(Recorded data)
=====
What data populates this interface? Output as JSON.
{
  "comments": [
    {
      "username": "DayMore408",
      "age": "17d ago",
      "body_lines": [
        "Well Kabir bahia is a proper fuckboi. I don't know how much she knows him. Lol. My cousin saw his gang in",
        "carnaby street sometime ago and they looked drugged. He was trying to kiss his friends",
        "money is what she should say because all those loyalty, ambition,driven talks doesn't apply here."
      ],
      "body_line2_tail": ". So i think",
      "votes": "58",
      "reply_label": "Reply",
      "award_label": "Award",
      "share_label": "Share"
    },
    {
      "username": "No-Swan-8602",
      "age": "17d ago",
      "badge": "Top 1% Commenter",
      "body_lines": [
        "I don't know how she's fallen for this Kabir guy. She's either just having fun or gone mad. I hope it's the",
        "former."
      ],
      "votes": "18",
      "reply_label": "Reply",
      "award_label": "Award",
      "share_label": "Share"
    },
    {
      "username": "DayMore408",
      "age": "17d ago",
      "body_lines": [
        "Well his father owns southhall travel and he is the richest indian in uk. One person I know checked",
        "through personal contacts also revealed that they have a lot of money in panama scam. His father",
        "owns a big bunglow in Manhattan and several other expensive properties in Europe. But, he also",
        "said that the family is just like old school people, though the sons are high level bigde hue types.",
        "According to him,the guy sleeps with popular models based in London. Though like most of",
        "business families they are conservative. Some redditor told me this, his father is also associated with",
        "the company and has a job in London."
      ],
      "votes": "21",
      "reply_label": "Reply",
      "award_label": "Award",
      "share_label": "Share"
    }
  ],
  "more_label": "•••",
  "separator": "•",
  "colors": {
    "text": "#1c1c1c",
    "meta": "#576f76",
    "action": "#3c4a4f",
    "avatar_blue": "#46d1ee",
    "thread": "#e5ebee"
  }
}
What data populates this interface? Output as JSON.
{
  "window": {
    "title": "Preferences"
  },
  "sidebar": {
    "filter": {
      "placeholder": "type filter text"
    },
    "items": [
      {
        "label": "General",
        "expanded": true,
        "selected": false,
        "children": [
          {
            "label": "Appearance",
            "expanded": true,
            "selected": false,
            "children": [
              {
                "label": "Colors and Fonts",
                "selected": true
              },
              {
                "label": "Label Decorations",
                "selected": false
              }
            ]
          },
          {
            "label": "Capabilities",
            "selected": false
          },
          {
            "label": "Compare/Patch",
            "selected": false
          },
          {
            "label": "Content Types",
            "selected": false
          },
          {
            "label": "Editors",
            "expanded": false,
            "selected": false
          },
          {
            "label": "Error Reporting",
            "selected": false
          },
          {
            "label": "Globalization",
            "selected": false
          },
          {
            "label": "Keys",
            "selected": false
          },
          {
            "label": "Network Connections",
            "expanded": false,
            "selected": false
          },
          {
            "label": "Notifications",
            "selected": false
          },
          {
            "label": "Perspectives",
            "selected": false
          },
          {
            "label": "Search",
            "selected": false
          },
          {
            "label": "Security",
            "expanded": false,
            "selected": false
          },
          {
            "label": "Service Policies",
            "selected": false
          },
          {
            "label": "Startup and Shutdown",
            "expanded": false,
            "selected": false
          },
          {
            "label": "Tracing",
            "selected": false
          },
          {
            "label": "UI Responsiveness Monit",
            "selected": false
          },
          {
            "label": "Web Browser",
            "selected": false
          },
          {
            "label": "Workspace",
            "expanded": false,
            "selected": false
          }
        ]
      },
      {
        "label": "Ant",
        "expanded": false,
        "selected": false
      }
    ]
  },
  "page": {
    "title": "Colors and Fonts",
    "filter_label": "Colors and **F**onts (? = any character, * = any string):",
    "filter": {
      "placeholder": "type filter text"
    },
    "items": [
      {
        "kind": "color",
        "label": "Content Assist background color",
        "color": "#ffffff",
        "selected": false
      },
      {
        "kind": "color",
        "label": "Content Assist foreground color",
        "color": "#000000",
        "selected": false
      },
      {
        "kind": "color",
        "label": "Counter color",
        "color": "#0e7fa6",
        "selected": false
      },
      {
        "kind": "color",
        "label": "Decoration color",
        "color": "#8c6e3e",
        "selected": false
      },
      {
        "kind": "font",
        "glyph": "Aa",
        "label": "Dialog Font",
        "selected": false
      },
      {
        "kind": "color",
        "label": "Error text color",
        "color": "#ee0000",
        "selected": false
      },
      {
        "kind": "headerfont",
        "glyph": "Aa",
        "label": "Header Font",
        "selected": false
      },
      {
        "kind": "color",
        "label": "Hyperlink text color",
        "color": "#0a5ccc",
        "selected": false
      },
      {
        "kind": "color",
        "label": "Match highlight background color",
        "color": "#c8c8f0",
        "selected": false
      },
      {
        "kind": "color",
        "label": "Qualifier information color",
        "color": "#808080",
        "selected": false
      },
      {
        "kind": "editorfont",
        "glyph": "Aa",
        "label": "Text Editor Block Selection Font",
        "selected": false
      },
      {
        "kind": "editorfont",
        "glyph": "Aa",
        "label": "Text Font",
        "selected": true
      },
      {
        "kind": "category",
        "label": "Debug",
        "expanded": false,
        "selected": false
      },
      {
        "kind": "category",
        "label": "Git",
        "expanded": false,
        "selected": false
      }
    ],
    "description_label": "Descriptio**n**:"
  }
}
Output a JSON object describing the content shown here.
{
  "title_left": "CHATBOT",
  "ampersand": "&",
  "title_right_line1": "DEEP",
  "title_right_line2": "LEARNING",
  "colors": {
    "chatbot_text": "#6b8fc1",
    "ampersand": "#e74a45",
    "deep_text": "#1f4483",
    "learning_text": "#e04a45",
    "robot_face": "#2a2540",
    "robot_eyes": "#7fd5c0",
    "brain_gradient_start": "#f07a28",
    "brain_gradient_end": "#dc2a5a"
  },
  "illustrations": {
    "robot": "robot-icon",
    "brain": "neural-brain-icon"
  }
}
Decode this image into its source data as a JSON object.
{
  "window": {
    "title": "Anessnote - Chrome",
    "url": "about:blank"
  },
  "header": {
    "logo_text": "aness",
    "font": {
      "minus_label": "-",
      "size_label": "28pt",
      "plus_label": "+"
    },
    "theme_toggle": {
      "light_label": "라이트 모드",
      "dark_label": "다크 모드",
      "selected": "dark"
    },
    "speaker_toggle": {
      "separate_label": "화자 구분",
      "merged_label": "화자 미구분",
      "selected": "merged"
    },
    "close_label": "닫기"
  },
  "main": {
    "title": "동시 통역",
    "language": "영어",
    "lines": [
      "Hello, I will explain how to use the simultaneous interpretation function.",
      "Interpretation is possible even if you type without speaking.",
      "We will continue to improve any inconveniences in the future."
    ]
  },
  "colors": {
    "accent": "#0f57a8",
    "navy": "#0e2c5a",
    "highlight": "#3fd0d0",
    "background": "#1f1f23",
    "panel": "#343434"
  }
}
=====
WRITTEN PROBLEM:
Reproduce the data shown above exactly.

PROBLEM SOLUTION:
What data populates this interface? Output as JSON.
{
  "comments": [
    {
      "username": "DayMore408",
      "age": "17d ago",
      "body_lines": [
        "Well Kabir bahia is a proper fuckboi. I don't know how much she knows him. Lol. My cousin saw his gang in",
        "carnaby street sometime ago and they looked drugged. He was trying to kiss his friends",
        "money is what she should say because all those loyalty, ambition,driven talks doesn't apply here."
      ],
      "body_line2_tail": ". So i think",
      "votes": "58",
      "reply_label": "Reply",
      "award_label": "Award",
      "share_label": "Share"
    },
    {
      "username": "No-Swan-8602",
      "age": "17d ago",
      "badge": "Top 1% Commenter",
      "body_lines": [
        "I don't know how she's fallen for this Kabir guy. She's either just having fun or gone mad. I hope it's the",
        "former."
      ],
      "votes": "18",
      "reply_label": "Reply",
      "award_label": "Award",
      "share_label": "Share"
    },
    {
      "username": "DayMore408",
      "age": "17d ago",
      "body_lines": [
        "Well his father owns southhall travel and he is the richest indian in uk. One person I know checked",
        "through personal contacts also revealed that they have a lot of money in panama scam. His father",
        "owns a big bunglow in Manhattan and several other expensive properties in Europe. But, he also",
        "said that the family is just like old school people, though the sons are high level bigde hue types.",
        "According to him,the guy sleeps with popular models based in London. Though like most of",
        "business families they are conservative. Some redditor told me this, his father is also associated with",
        "the company and has a job in London."
      ],
      "votes": "21",
      "reply_label": "Reply",
      "award_label": "Award",
      "share_label": "Share"
    }
  ],
  "more_label": "•••",
  "separator": "•",
  "colors": {
    "text": "#1c1c1c",
    "meta": "#576f76",
    "action": "#3c4a4f",
    "avatar_blue": "#46d1ee",
    "thread": "#e5ebee"
  }
}
What data populates this interface? Output as JSON.
{
  "window": {
    "title": "Preferences"
  },
  "sidebar": {
    "filter": {
      "placeholder": "type filter text"
    },
    "items": [
      {
        "label": "General",
        "expanded": true,
        "selected": false,
        "children": [
          {
            "label": "Appearance",
            "expanded": true,
            "selected": false,
            "children": [
              {
                "label": "Colors and Fonts",
                "selected": true
              },
              {
                "label": "Label Decorations",
                "selected": false
              }
            ]
          },
          {
            "label": "Capabilities",
            "selected": false
          },
          {
            "label": "Compare/Patch",
            "selected": false
          },
          {
            "label": "Content Types",
            "selected": false
          },
          {
            "label": "Editors",
            "expanded": false,
            "selected": false
          },
          {
            "label": "Error Reporting",
            "selected": false
          },
          {
            "label": "Globalization",
            "selected": false
          },
          {
            "label": "Keys",
            "selected": false
          },
          {
            "label": "Network Connections",
            "expanded": false,
            "selected": false
          },
          {
            "label": "Notifications",
            "selected": false
          },
          {
            "label": "Perspectives",
            "selected": false
          },
          {
            "label": "Search",
            "selected": false
          },
          {
            "label": "Security",
            "expanded": false,
            "selected": false
          },
          {
            "label": "Service Policies",
            "selected": false
          },
          {
            "label": "Startup and Shutdown",
            "expanded": false,
            "selected": false
          },
          {
            "label": "Tracing",
            "selected": false
          },
          {
            "label": "UI Responsiveness Monit",
            "selected": false
          },
          {
            "label": "Web Browser",
            "selected": false
          },
          {
            "label": "Workspace",
            "expanded": false,
            "selected": false
          }
        ]
      },
      {
        "label": "Ant",
        "expanded": false,
        "selected": false
      }
    ]
  },
  "page": {
    "title": "Colors and Fonts",
    "filter_label": "Colors and **F**onts (? = any character, * = any string):",
    "filter": {
      "placeholder": "type filter text"
    },
    "items": [
      {
        "kind": "color",
        "label": "Content Assist background color",
        "color": "#ffffff",
        "selected": false
      },
      {
        "kind": "color",
        "label": "Content Assist foreground color",
        "color": "#000000",
        "selected": false
      },
      {
        "kind": "color",
        "label": "Counter color",
        "color": "#0e7fa6",
        "selected": false
      },
      {
        "kind": "color",
        "label": "Decoration color",
        "color": "#8c6e3e",
        "selected": false
      },
      {
        "kind": "font",
        "glyph": "Aa",
        "label": "Dialog Font",
        "selected": false
      },
      {
        "kind": "color",
        "label": "Error text color",
        "color": "#ee0000",
        "selected": false
      },
      {
        "kind": "headerfont",
        "glyph": "Aa",
        "label": "Header Font",
        "selected": false
      },
      {
        "kind": "color",
        "label": "Hyperlink text color",
        "color": "#0a5ccc",
        "selected": false
      },
      {
        "kind": "color",
        "label": "Match highlight background color",
        "color": "#c8c8f0",
        "selected": false
      },
      {
        "kind": "color",
        "label": "Qualifier information color",
        "color": "#808080",
        "selected": false
      },
      {
        "kind": "editorfont",
        "glyph": "Aa",
        "label": "Text Editor Block Selection Font",
        "selected": false
      },
      {
        "kind": "editorfont",
        "glyph": "Aa",
        "label": "Text Font",
        "selected": true
      },
      {
        "kind": "category",
        "label": "Debug",
        "expanded": false,
        "selected": false
      },
      {
        "kind": "category",
        "label": "Git",
        "expanded": false,
        "selected": false
      }
    ],
    "description_label": "Descriptio**n**:"
  }
}
Output a JSON object describing the content shown here.
{
  "title_left": "CHATBOT",
  "ampersand": "&",
  "title_right_line1": "DEEP",
  "title_right_line2": "LEARNING",
  "colors": {
    "chatbot_text": "#6b8fc1",
    "ampersand": "#e74a45",
    "deep_text": "#1f4483",
    "learning_text": "#e04a45",
    "robot_face": "#2a2540",
    "robot_eyes": "#7fd5c0",
    "brain_gradient_start": "#f07a28",
    "brain_gradient_end": "#dc2a5a"
  },
  "illustrations": {
    "robot": "robot-icon",
    "brain": "neural-brain-icon"
  }
}
Decode this image into its source data as a JSON object.
{
  "window": {
    "title": "Anessnote - Chrome",
    "url": "about:blank"
  },
  "header": {
    "logo_text": "aness",
    "font": {
      "minus_label": "-",
      "size_label": "28pt",
      "plus_label": "+"
    },
    "theme_toggle": {
      "light_label": "라이트 모드",
      "dark_label": "다크 모드",
      "selected": "dark"
    },
    "speaker_toggle": {
      "separate_label": "화자 구분",
      "merged_label": "화자 미구분",
      "selected": "merged"
    },
    "close_label": "닫기"
  },
  "main": {
    "title": "동시 통역",
    "language": "영어",
    "lines": [
      "Hello, I will explain how to use the simultaneous interpretation function.",
      "Interpretation is possible even if you type without speaking.",
      "We will continue to improve any inconveniences in the future."
    ]
  },
  "colors": {
    "accent": "#0f57a8",
    "navy": "#0e2c5a",
    "highlight": "#3fd0d0",
    "background": "#1f1f23",
    "panel": "#343434"
  }
}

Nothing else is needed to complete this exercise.